:: Requirement ::
Find the lines below that contain the string "forbrug". Copy each one.

:: Items ::
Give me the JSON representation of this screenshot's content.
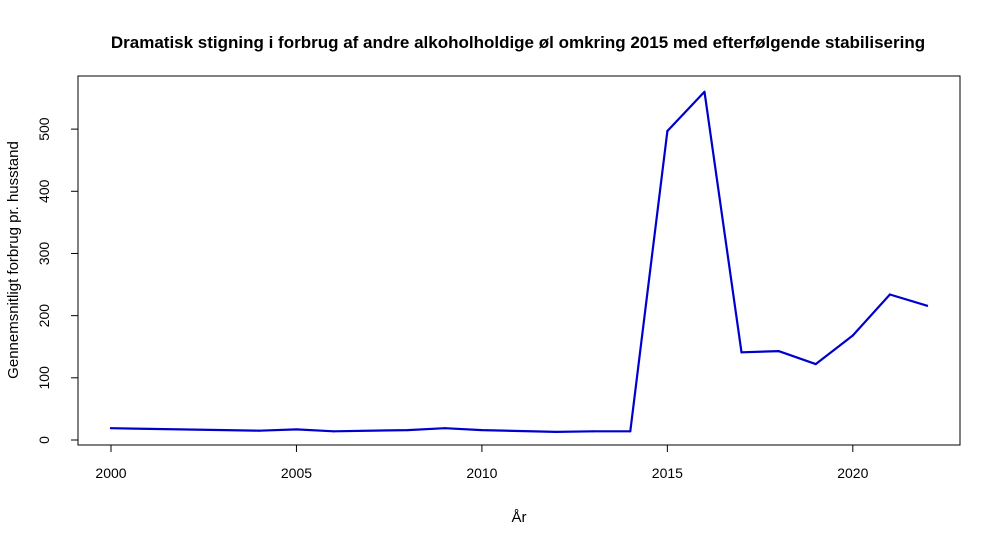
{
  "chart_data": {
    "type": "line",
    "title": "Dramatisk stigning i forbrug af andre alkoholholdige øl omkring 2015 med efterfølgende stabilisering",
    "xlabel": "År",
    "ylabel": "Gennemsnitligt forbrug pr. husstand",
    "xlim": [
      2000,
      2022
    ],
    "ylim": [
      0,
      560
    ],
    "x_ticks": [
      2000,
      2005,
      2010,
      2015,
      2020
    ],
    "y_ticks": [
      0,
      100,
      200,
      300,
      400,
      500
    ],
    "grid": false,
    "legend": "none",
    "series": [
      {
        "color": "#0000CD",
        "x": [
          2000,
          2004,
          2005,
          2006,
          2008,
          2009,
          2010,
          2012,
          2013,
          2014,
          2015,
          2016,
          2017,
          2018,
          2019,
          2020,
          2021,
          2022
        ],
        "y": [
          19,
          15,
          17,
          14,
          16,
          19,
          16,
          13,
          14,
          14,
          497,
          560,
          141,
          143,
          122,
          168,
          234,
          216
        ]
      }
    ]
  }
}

:: Expected output ::
    "title": "Dramatisk stigning i forbrug af andre alkoholholdige øl omkring 2015 med efterfølgende stabilisering",
    "ylabel": "Gennemsnitligt forbrug pr. husstand",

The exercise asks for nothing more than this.